Excerpts from a figure dataset

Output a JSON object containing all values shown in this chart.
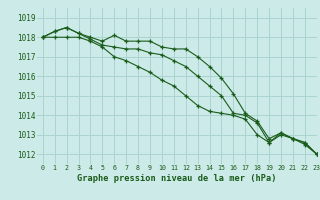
{
  "title": "Graphe pression niveau de la mer (hPa)",
  "bg_color": "#cceae7",
  "grid_color": "#aad4d0",
  "line_color": "#1a5c1a",
  "xlim": [
    -0.5,
    23
  ],
  "ylim": [
    1011.5,
    1019.5
  ],
  "yticks": [
    1012,
    1013,
    1014,
    1015,
    1016,
    1017,
    1018,
    1019
  ],
  "xticks": [
    0,
    1,
    2,
    3,
    4,
    5,
    6,
    7,
    8,
    9,
    10,
    11,
    12,
    13,
    14,
    15,
    16,
    17,
    18,
    19,
    20,
    21,
    22,
    23
  ],
  "series": [
    [
      1018.0,
      1018.3,
      1018.5,
      1018.2,
      1018.0,
      1017.8,
      1018.1,
      1017.8,
      1017.8,
      1017.8,
      1017.5,
      1017.4,
      1017.4,
      1017.0,
      1016.5,
      1015.9,
      1015.1,
      1014.1,
      1013.7,
      1012.8,
      1013.1,
      1012.8,
      1012.6,
      1012.0
    ],
    [
      1018.0,
      1018.3,
      1018.5,
      1018.2,
      1017.9,
      1017.6,
      1017.5,
      1017.4,
      1017.4,
      1017.2,
      1017.1,
      1016.8,
      1016.5,
      1016.0,
      1015.5,
      1015.0,
      1014.1,
      1014.0,
      1013.6,
      1012.6,
      1013.1,
      1012.8,
      1012.6,
      1012.0
    ],
    [
      1018.0,
      1018.0,
      1018.0,
      1018.0,
      1017.8,
      1017.5,
      1017.0,
      1016.8,
      1016.5,
      1016.2,
      1015.8,
      1015.5,
      1015.0,
      1014.5,
      1014.2,
      1014.1,
      1014.0,
      1013.8,
      1013.0,
      1012.6,
      1013.0,
      1012.8,
      1012.5,
      1012.0
    ]
  ]
}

WHAT THE TASK REQUIRES
Transcribe all of the entries word for word, but skip any pictures they contain.

OUTPUT
Output a JSON object containing all values shown in this chart.
{
  "title": "Graphe pression niveau de la mer (hPa)",
  "bg_color": "#cceae7",
  "grid_color": "#aad4d0",
  "line_color": "#1a5c1a",
  "xlim": [
    -0.5,
    23
  ],
  "ylim": [
    1011.5,
    1019.5
  ],
  "yticks": [
    1012,
    1013,
    1014,
    1015,
    1016,
    1017,
    1018,
    1019
  ],
  "xticks": [
    0,
    1,
    2,
    3,
    4,
    5,
    6,
    7,
    8,
    9,
    10,
    11,
    12,
    13,
    14,
    15,
    16,
    17,
    18,
    19,
    20,
    21,
    22,
    23
  ],
  "series": [
    [
      1018.0,
      1018.3,
      1018.5,
      1018.2,
      1018.0,
      1017.8,
      1018.1,
      1017.8,
      1017.8,
      1017.8,
      1017.5,
      1017.4,
      1017.4,
      1017.0,
      1016.5,
      1015.9,
      1015.1,
      1014.1,
      1013.7,
      1012.8,
      1013.1,
      1012.8,
      1012.6,
      1012.0
    ],
    [
      1018.0,
      1018.3,
      1018.5,
      1018.2,
      1017.9,
      1017.6,
      1017.5,
      1017.4,
      1017.4,
      1017.2,
      1017.1,
      1016.8,
      1016.5,
      1016.0,
      1015.5,
      1015.0,
      1014.1,
      1014.0,
      1013.6,
      1012.6,
      1013.1,
      1012.8,
      1012.6,
      1012.0
    ],
    [
      1018.0,
      1018.0,
      1018.0,
      1018.0,
      1017.8,
      1017.5,
      1017.0,
      1016.8,
      1016.5,
      1016.2,
      1015.8,
      1015.5,
      1015.0,
      1014.5,
      1014.2,
      1014.1,
      1014.0,
      1013.8,
      1013.0,
      1012.6,
      1013.0,
      1012.8,
      1012.5,
      1012.0
    ]
  ]
}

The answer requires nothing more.